= Task instructions =
Tell how many lines include the string "хранения". Answer with a single number.
::: Material to process
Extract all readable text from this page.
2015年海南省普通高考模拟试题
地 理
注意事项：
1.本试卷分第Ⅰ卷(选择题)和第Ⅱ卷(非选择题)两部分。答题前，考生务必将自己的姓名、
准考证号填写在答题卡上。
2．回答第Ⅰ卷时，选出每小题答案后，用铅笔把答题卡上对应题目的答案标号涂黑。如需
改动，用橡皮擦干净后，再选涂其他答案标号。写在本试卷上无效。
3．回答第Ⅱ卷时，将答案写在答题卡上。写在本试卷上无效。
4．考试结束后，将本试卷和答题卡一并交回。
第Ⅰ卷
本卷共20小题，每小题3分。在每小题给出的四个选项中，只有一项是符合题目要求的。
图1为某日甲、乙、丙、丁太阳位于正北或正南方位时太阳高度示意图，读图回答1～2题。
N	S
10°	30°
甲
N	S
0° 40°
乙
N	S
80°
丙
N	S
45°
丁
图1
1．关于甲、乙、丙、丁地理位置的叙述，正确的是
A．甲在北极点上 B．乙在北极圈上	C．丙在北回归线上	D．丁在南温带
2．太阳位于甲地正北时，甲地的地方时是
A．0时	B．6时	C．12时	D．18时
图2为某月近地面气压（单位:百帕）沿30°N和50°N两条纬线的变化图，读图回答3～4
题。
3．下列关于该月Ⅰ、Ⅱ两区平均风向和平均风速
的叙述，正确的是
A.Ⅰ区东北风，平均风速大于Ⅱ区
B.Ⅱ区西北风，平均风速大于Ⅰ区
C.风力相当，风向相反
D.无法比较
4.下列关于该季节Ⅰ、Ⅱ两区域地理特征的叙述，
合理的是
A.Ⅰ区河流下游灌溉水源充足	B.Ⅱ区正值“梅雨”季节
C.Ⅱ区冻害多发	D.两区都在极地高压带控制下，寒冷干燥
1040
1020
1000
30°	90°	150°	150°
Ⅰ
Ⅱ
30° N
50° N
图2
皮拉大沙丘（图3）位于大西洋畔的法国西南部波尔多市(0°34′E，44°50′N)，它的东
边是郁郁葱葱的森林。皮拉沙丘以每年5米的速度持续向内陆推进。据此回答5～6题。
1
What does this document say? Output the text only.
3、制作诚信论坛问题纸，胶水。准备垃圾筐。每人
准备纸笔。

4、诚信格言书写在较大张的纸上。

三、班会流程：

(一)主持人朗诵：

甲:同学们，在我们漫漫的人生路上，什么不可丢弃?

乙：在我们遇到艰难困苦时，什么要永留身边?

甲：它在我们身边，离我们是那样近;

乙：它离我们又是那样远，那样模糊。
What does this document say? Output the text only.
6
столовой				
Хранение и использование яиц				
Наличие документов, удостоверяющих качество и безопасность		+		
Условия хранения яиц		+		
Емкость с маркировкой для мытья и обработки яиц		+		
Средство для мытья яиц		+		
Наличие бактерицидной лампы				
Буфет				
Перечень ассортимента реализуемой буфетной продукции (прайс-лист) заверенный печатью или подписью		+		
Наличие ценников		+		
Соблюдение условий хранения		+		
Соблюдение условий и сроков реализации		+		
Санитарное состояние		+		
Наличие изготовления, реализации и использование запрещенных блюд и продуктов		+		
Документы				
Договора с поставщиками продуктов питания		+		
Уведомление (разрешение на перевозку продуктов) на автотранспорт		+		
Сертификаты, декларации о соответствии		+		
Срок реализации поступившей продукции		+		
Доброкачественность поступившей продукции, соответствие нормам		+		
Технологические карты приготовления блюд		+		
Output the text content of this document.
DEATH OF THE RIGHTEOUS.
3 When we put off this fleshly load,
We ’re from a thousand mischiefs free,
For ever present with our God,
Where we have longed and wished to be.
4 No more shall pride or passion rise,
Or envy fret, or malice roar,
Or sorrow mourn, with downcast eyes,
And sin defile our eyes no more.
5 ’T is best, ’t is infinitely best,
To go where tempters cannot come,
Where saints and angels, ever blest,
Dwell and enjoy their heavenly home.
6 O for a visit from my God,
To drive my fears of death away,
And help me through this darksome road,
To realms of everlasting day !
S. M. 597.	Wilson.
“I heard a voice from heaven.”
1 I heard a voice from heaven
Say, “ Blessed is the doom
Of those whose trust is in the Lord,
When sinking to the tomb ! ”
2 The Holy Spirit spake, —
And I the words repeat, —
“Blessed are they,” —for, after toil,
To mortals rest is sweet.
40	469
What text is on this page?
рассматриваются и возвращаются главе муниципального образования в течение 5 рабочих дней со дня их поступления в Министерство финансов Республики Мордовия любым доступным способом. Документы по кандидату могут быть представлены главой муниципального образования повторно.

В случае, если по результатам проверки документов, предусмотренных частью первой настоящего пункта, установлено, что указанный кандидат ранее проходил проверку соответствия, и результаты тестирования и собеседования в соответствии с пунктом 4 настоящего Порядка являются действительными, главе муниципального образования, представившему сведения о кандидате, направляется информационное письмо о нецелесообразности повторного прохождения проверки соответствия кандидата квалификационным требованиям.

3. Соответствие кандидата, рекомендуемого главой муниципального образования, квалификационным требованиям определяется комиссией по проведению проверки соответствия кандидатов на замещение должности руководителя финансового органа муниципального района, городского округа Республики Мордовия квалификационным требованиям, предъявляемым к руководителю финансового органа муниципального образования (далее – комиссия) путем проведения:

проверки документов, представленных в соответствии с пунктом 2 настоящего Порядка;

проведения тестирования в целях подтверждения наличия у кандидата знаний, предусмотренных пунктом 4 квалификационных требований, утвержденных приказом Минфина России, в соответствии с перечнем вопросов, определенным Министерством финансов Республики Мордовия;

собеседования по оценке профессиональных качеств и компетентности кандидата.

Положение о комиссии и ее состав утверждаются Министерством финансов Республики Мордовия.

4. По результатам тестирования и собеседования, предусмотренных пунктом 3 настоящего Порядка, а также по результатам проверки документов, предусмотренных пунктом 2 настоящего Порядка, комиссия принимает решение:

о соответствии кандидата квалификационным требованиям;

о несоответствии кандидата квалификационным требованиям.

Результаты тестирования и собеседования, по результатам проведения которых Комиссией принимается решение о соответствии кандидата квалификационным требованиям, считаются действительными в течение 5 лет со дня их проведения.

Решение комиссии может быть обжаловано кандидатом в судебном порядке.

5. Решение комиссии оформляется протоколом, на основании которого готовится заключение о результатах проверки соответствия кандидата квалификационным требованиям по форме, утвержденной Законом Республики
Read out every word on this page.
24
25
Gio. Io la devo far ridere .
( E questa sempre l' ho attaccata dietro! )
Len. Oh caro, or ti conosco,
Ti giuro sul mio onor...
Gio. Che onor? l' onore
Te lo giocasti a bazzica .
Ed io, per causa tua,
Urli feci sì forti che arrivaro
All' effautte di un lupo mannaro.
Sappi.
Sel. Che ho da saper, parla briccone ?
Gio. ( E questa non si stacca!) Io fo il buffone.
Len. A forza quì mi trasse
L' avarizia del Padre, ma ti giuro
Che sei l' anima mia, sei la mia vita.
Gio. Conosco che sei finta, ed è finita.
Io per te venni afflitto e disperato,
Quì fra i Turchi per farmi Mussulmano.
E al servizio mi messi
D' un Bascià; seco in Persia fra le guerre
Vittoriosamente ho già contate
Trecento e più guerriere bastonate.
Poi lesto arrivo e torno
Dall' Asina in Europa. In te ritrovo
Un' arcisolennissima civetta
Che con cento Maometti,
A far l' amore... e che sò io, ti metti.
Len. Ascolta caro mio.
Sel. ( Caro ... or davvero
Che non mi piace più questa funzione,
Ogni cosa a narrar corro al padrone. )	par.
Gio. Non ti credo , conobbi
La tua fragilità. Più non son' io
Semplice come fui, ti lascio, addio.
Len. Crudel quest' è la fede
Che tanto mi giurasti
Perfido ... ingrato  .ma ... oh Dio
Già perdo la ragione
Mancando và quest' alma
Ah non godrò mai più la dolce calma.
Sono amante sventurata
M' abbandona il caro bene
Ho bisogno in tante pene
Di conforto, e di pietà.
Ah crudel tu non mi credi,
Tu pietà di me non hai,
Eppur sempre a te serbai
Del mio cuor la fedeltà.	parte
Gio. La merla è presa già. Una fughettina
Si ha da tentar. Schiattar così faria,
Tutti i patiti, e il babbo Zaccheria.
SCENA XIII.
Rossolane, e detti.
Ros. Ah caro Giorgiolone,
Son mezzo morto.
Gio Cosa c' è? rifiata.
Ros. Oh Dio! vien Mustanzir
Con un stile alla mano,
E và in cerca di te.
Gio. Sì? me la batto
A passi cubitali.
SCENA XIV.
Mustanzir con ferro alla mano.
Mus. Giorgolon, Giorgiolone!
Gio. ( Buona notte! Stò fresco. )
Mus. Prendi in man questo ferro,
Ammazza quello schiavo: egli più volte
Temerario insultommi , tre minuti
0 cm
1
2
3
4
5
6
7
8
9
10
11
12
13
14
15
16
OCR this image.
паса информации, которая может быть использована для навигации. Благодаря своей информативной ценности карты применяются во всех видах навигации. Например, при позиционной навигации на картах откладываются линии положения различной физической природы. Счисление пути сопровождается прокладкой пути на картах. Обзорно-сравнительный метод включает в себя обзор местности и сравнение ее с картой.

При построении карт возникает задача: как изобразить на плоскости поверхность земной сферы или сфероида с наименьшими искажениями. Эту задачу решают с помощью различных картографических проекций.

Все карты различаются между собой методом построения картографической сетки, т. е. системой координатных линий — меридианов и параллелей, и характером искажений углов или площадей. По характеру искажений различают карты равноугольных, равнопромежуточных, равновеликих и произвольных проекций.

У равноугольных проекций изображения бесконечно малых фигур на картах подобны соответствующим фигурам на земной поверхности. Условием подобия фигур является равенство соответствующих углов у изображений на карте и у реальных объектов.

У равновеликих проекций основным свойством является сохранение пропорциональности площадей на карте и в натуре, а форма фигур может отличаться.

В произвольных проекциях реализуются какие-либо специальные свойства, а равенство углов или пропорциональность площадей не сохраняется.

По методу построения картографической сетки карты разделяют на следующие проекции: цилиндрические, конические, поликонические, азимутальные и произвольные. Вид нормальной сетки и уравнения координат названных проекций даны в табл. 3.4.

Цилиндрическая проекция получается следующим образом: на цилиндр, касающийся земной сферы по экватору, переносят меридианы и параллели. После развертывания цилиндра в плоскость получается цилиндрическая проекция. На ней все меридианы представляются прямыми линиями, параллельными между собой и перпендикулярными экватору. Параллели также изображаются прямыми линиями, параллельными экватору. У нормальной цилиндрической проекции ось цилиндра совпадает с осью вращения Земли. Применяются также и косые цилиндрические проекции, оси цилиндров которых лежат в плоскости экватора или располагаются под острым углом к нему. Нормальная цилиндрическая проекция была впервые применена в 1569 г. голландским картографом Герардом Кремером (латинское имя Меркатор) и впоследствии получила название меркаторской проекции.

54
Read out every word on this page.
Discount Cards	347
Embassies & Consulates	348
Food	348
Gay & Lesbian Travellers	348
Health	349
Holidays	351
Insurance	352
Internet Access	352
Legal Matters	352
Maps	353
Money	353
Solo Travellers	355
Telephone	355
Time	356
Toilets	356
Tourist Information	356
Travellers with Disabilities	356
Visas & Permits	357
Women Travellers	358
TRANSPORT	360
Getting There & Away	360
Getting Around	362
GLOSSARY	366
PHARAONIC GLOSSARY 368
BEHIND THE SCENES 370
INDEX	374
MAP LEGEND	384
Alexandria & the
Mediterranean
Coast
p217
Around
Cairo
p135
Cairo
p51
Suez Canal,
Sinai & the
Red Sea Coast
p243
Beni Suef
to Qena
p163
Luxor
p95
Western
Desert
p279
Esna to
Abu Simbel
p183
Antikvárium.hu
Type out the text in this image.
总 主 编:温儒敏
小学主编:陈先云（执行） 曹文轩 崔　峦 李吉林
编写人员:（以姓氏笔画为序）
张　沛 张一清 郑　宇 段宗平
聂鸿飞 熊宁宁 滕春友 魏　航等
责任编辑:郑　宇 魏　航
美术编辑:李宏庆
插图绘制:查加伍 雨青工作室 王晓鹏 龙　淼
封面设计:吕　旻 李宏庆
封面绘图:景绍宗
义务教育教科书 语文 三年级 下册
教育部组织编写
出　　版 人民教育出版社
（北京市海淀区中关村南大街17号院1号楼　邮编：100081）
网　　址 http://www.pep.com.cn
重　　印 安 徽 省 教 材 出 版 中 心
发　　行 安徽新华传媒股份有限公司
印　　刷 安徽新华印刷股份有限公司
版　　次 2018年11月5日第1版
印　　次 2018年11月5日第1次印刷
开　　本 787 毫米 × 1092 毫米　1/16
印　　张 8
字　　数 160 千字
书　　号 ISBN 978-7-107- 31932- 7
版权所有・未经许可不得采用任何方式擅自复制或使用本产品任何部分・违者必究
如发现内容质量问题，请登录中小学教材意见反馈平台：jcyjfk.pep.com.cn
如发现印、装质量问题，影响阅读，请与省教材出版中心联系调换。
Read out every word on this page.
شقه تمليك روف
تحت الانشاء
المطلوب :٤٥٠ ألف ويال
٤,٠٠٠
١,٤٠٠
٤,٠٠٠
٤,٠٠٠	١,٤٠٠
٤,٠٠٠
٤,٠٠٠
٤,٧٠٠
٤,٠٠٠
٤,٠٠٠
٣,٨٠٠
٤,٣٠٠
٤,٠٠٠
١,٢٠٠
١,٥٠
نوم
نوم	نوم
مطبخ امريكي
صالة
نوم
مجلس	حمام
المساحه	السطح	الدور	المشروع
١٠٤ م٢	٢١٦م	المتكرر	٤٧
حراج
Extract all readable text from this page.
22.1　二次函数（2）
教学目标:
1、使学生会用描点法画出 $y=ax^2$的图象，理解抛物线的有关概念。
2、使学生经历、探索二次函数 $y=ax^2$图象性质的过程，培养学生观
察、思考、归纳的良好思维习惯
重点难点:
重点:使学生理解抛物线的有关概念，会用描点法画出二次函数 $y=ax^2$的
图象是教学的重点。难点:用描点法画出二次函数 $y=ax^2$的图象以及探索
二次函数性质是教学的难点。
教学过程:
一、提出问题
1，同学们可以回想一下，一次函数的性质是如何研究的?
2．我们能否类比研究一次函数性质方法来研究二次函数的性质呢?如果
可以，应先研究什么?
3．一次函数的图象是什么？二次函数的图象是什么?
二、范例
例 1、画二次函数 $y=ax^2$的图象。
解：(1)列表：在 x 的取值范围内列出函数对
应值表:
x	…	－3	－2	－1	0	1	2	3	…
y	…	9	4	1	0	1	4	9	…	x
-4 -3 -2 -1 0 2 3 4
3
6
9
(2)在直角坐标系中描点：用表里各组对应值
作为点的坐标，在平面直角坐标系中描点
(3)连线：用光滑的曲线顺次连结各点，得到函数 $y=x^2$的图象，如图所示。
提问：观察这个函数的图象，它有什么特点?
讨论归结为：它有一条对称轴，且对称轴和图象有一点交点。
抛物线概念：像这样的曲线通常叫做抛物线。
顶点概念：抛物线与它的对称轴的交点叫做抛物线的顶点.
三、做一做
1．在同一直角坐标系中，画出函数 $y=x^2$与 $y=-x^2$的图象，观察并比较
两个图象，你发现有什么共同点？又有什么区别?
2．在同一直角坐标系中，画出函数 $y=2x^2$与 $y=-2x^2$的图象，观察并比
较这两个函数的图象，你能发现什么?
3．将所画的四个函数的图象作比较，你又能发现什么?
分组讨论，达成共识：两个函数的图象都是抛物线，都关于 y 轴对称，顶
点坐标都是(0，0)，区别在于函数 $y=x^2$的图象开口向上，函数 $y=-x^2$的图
::::::
= Solution =
2